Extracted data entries
## Begin

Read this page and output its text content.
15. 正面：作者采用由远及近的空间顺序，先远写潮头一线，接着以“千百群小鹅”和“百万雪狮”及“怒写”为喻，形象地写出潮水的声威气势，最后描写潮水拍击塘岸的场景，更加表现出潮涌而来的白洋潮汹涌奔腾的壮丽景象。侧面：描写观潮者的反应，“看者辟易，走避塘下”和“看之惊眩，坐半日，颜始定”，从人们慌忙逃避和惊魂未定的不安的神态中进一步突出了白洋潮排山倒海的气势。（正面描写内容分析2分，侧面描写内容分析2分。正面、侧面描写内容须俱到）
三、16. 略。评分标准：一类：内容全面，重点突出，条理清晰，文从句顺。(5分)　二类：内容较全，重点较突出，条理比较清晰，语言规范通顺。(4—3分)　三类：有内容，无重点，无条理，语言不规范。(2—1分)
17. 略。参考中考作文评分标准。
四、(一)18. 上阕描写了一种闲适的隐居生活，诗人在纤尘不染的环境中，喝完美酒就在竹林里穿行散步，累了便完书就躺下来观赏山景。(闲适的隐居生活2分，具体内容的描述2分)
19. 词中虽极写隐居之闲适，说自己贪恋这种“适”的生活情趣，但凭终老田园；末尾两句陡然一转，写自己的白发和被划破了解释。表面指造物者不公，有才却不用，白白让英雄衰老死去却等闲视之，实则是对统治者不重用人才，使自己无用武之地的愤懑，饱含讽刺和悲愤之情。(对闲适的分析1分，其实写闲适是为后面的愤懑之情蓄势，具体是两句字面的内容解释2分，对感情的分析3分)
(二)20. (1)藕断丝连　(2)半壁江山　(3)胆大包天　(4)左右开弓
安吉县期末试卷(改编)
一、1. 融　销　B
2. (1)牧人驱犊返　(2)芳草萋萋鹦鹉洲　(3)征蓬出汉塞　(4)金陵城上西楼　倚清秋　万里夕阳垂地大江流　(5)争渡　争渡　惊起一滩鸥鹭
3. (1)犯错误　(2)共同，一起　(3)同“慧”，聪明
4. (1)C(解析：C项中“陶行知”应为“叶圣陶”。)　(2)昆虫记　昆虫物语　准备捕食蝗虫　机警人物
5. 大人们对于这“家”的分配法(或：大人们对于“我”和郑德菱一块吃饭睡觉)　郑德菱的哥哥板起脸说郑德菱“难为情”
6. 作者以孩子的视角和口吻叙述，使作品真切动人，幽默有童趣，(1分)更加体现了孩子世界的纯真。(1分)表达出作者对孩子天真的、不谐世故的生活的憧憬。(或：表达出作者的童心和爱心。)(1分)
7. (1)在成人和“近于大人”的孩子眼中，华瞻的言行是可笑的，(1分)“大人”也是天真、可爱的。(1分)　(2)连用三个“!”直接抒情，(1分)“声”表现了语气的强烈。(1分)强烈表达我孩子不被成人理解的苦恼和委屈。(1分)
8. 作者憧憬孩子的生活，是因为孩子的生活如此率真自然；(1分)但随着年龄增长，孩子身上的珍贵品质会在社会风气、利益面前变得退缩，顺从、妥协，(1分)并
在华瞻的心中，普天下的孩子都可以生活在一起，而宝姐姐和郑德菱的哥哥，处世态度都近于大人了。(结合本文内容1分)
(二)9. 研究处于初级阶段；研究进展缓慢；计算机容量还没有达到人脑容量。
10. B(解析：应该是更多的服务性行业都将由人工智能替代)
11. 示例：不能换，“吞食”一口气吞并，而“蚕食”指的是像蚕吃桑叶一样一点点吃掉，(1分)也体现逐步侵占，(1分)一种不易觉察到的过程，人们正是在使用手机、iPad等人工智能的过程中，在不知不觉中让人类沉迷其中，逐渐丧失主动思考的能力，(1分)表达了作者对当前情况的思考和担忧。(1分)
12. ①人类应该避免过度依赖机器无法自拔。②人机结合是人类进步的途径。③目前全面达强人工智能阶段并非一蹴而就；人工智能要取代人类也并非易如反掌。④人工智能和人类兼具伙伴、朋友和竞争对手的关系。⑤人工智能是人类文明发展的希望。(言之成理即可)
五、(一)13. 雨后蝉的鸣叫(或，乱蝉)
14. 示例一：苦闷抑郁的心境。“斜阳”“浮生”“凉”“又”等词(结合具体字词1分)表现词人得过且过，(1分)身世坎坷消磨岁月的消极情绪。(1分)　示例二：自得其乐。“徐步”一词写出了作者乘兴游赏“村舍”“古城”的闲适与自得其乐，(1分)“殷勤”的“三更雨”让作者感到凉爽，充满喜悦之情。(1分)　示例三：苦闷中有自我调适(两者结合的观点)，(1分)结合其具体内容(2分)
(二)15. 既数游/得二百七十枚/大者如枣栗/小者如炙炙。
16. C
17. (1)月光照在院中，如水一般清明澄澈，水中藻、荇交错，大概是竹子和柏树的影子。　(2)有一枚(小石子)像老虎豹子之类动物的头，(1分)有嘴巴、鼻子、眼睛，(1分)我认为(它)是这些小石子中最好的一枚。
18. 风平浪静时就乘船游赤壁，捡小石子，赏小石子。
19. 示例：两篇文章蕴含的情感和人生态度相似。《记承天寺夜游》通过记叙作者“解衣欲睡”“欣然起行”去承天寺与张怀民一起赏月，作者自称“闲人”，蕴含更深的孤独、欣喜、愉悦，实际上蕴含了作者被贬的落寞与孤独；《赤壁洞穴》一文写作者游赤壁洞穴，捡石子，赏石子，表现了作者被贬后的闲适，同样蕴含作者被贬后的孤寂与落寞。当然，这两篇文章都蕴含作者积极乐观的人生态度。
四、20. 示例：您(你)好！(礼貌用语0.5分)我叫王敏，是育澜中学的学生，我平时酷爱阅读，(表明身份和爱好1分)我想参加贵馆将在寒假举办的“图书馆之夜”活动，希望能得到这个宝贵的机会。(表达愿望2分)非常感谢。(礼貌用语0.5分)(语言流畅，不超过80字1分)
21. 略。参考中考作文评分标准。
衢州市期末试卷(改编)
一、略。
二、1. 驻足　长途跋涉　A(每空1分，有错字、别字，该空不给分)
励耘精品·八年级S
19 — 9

## End

Given request: Copy out all the entries shown above, character for character.

Answer to this problem:
Read this page and output its text content.
15. 正面：作者采用由远及近的空间顺序，先远写潮头一线，接着以“千百群小鹅”和“百万雪狮”及“怒写”为喻，形象地写出潮水的声威气势，最后描写潮水拍击塘岸的场景，更加表现出潮涌而来的白洋潮汹涌奔腾的壮丽景象。侧面：描写观潮者的反应，“看者辟易，走避塘下”和“看之惊眩，坐半日，颜始定”，从人们慌忙逃避和惊魂未定的不安的神态中进一步突出了白洋潮排山倒海的气势。（正面描写内容分析2分，侧面描写内容分析2分。正面、侧面描写内容须俱到）
三、16. 略。评分标准：一类：内容全面，重点突出，条理清晰，文从句顺。(5分)　二类：内容较全，重点较突出，条理比较清晰，语言规范通顺。(4—3分)　三类：有内容，无重点，无条理，语言不规范。(2—1分)
17. 略。参考中考作文评分标准。
四、(一)18. 上阕描写了一种闲适的隐居生活，诗人在纤尘不染的环境中，喝完美酒就在竹林里穿行散步，累了便完书就躺下来观赏山景。(闲适的隐居生活2分，具体内容的描述2分)
19. 词中虽极写隐居之闲适，说自己贪恋这种“适”的生活情趣，但凭终老田园；末尾两句陡然一转，写自己的白发和被划破了解释。表面指造物者不公，有才却不用，白白让英雄衰老死去却等闲视之，实则是对统治者不重用人才，使自己无用武之地的愤懑，饱含讽刺和悲愤之情。(对闲适的分析1分，其实写闲适是为后面的愤懑之情蓄势，具体是两句字面的内容解释2分，对感情的分析3分)
(二)20. (1)藕断丝连　(2)半壁江山　(3)胆大包天　(4)左右开弓
安吉县期末试卷(改编)
一、1. 融　销　B
2. (1)牧人驱犊返　(2)芳草萋萋鹦鹉洲　(3)征蓬出汉塞　(4)金陵城上西楼　倚清秋　万里夕阳垂地大江流　(5)争渡　争渡　惊起一滩鸥鹭
3. (1)犯错误　(2)共同，一起　(3)同“慧”，聪明
4. (1)C(解析：C项中“陶行知”应为“叶圣陶”。)　(2)昆虫记　昆虫物语　准备捕食蝗虫　机警人物
5. 大人们对于这“家”的分配法(或：大人们对于“我”和郑德菱一块吃饭睡觉)　郑德菱的哥哥板起脸说郑德菱“难为情”
6. 作者以孩子的视角和口吻叙述，使作品真切动人，幽默有童趣，(1分)更加体现了孩子世界的纯真。(1分)表达出作者对孩子天真的、不谐世故的生活的憧憬。(或：表达出作者的童心和爱心。)(1分)
7. (1)在成人和“近于大人”的孩子眼中，华瞻的言行是可笑的，(1分)“大人”也是天真、可爱的。(1分)　(2)连用三个“!”直接抒情，(1分)“声”表现了语气的强烈。(1分)强烈表达我孩子不被成人理解的苦恼和委屈。(1分)
8. 作者憧憬孩子的生活，是因为孩子的生活如此率真自然；(1分)但随着年龄增长，孩子身上的珍贵品质会在社会风气、利益面前变得退缩，顺从、妥协，(1分)并
在华瞻的心中，普天下的孩子都可以生活在一起，而宝姐姐和郑德菱的哥哥，处世态度都近于大人了。(结合本文内容1分)
(二)9. 研究处于初级阶段；研究进展缓慢；计算机容量还没有达到人脑容量。
10. B(解析：应该是更多的服务性行业都将由人工智能替代)
11. 示例：不能换，“吞食”一口气吞并，而“蚕食”指的是像蚕吃桑叶一样一点点吃掉，(1分)也体现逐步侵占，(1分)一种不易觉察到的过程，人们正是在使用手机、iPad等人工智能的过程中，在不知不觉中让人类沉迷其中，逐渐丧失主动思考的能力，(1分)表达了作者对当前情况的思考和担忧。(1分)
12. ①人类应该避免过度依赖机器无法自拔。②人机结合是人类进步的途径。③目前全面达强人工智能阶段并非一蹴而就；人工智能要取代人类也并非易如反掌。④人工智能和人类兼具伙伴、朋友和竞争对手的关系。⑤人工智能是人类文明发展的希望。(言之成理即可)
五、(一)13. 雨后蝉的鸣叫(或，乱蝉)
14. 示例一：苦闷抑郁的心境。“斜阳”“浮生”“凉”“又”等词(结合具体字词1分)表现词人得过且过，(1分)身世坎坷消磨岁月的消极情绪。(1分)　示例二：自得其乐。“徐步”一词写出了作者乘兴游赏“村舍”“古城”的闲适与自得其乐，(1分)“殷勤”的“三更雨”让作者感到凉爽，充满喜悦之情。(1分)　示例三：苦闷中有自我调适(两者结合的观点)，(1分)结合其具体内容(2分)
(二)15. 既数游/得二百七十枚/大者如枣栗/小者如炙炙。
16. C
17. (1)月光照在院中，如水一般清明澄澈，水中藻、荇交错，大概是竹子和柏树的影子。　(2)有一枚(小石子)像老虎豹子之类动物的头，(1分)有嘴巴、鼻子、眼睛，(1分)我认为(它)是这些小石子中最好的一枚。
18. 风平浪静时就乘船游赤壁，捡小石子，赏小石子。
19. 示例：两篇文章蕴含的情感和人生态度相似。《记承天寺夜游》通过记叙作者“解衣欲睡”“欣然起行”去承天寺与张怀民一起赏月，作者自称“闲人”，蕴含更深的孤独、欣喜、愉悦，实际上蕴含了作者被贬的落寞与孤独；《赤壁洞穴》一文写作者游赤壁洞穴，捡石子，赏石子，表现了作者被贬后的闲适，同样蕴含作者被贬后的孤寂与落寞。当然，这两篇文章都蕴含作者积极乐观的人生态度。
四、20. 示例：您(你)好！(礼貌用语0.5分)我叫王敏，是育澜中学的学生，我平时酷爱阅读，(表明身份和爱好1分)我想参加贵馆将在寒假举办的“图书馆之夜”活动，希望能得到这个宝贵的机会。(表达愿望2分)非常感谢。(礼貌用语0.5分)(语言流畅，不超过80字1分)
21. 略。参考中考作文评分标准。
衢州市期末试卷(改编)
一、略。
二、1. 驻足　长途跋涉　A(每空1分，有错字、别字，该空不给分)
励耘精品·八年级S
19 — 9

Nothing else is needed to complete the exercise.